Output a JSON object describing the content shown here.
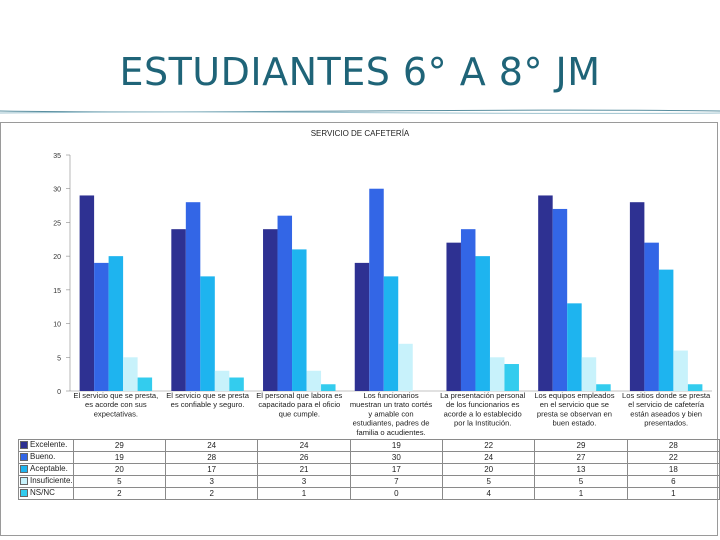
{
  "slide_title": "ESTUDIANTES 6° A 8° JM",
  "chart_data": {
    "type": "bar",
    "title": "SERVICIO DE CAFETERÍA",
    "xlabel": "",
    "ylabel": "",
    "ylim": [
      0,
      35
    ],
    "yticks": [
      0,
      5,
      10,
      15,
      20,
      25,
      30,
      35
    ],
    "grid": false,
    "legend": "table-below",
    "categories": [
      "El servicio que se presta, es acorde con sus expectativas.",
      "El servicio que se presta es confiable y seguro.",
      "El personal que labora es capacitado para el oficio que cumple.",
      "Los funcionarios muestran un trato cortés y amable con estudiantes, padres de familia o acudientes.",
      "La presentación personal de los funcionarios es acorde a lo establecido por la Institución.",
      "Los equipos empleados en el servicio que se presta se observan en buen estado.",
      "Los sitios donde se presta el servicio de cafetería están aseados y bien presentados."
    ],
    "category_lines": [
      [
        "El servicio que se presta,",
        "es acorde con sus",
        "expectativas."
      ],
      [
        "El servicio que se presta",
        "es confiable y seguro."
      ],
      [
        "El personal que labora es",
        "capacitado para el oficio",
        "que cumple."
      ],
      [
        "Los funcionarios",
        "muestran un trato cortés",
        "y amable con",
        "estudiantes, padres de",
        "familia o acudientes."
      ],
      [
        "La presentación personal",
        "de los funcionarios es",
        "acorde a lo establecido",
        "por la Institución."
      ],
      [
        "Los equipos empleados",
        "en el servicio que se",
        "presta se observan en",
        "buen estado."
      ],
      [
        "Los sitios donde se presta",
        "el servicio de cafetería",
        "están aseados y bien",
        "presentados."
      ]
    ],
    "series": [
      {
        "name": "Excelente.",
        "color": "#2e3192",
        "values": [
          29,
          24,
          24,
          19,
          22,
          29,
          28
        ]
      },
      {
        "name": "Bueno.",
        "color": "#3366e6",
        "values": [
          19,
          28,
          26,
          30,
          24,
          27,
          22
        ]
      },
      {
        "name": "Aceptable.",
        "color": "#1eb4ef",
        "values": [
          20,
          17,
          21,
          17,
          20,
          13,
          18
        ]
      },
      {
        "name": "Insuficiente.",
        "color": "#c8f2fb",
        "values": [
          5,
          3,
          3,
          7,
          5,
          5,
          6
        ]
      },
      {
        "name": "NS/NC",
        "color": "#33ccee",
        "values": [
          2,
          2,
          1,
          0,
          4,
          1,
          1
        ]
      }
    ]
  }
}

= = =

■ PROBLEM STATEMENT
Find how many lines include the string "empleados" and report that number alone.

■ RESULT OF THE TASK
2